• TASK
Copy every line of the records below that holds the word "students".

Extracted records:
----------------------------------------
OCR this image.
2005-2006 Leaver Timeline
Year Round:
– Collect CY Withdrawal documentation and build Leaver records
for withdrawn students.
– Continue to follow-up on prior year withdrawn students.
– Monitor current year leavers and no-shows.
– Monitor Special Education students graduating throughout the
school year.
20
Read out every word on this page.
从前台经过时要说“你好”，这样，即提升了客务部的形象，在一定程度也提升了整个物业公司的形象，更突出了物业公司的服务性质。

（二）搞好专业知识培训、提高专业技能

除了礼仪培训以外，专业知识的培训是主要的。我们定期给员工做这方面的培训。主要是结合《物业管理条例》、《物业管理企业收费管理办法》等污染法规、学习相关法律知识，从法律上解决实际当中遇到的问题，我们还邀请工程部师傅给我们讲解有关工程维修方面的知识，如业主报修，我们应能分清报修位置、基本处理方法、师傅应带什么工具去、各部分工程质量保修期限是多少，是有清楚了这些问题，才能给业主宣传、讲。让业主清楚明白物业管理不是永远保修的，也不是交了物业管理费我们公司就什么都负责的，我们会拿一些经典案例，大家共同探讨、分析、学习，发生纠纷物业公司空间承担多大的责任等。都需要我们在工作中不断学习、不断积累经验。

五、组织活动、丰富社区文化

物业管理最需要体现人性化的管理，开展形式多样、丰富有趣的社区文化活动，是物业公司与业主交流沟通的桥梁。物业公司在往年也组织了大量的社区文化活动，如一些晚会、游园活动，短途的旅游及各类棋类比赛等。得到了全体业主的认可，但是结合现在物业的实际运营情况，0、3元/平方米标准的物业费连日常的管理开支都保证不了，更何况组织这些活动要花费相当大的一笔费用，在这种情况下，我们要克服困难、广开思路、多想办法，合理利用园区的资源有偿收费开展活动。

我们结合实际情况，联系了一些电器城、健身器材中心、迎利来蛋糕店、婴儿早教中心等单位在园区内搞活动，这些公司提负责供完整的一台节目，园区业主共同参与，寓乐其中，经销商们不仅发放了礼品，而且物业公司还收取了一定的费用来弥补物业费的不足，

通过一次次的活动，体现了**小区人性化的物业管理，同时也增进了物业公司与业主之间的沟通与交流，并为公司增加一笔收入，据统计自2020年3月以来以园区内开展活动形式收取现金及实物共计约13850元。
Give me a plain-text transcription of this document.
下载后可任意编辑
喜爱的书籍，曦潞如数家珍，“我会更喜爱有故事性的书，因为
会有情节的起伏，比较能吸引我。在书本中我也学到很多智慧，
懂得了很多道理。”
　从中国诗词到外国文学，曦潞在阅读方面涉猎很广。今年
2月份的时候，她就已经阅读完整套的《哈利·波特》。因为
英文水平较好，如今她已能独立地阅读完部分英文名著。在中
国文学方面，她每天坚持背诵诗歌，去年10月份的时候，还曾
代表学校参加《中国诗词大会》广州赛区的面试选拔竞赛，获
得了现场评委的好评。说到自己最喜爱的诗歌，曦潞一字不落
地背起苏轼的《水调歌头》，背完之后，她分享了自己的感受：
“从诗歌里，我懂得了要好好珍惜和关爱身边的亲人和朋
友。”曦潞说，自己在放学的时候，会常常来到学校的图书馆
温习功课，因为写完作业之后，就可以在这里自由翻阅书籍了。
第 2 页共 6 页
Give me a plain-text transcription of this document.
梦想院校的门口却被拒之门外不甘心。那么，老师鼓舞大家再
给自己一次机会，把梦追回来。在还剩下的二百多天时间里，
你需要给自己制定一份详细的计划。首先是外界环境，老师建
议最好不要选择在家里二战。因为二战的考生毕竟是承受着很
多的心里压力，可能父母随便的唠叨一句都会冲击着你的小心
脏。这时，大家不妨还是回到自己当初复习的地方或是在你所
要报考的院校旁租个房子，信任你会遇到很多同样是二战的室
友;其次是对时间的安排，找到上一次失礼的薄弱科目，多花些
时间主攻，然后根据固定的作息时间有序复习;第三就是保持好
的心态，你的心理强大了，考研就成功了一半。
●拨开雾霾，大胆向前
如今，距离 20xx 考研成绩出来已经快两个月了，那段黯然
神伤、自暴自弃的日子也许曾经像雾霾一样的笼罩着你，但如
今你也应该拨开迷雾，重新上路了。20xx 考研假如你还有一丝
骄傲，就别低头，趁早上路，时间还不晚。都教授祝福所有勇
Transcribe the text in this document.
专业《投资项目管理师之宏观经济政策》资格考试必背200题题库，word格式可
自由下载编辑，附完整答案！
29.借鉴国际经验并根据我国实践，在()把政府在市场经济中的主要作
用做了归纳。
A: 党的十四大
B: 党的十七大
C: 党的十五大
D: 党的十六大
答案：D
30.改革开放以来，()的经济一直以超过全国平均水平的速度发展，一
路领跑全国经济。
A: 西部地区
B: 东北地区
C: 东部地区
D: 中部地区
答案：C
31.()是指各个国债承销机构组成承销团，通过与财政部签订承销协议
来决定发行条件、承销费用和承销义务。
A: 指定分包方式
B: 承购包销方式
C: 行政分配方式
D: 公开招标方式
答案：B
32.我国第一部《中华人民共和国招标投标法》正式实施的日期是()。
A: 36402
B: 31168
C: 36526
----------------------------------------
• WRITTEN SOLUTION
for withdrawn students.
– Continue to follow-up on prior year withdrawn students.
– Monitor Special Education students graduating throughout the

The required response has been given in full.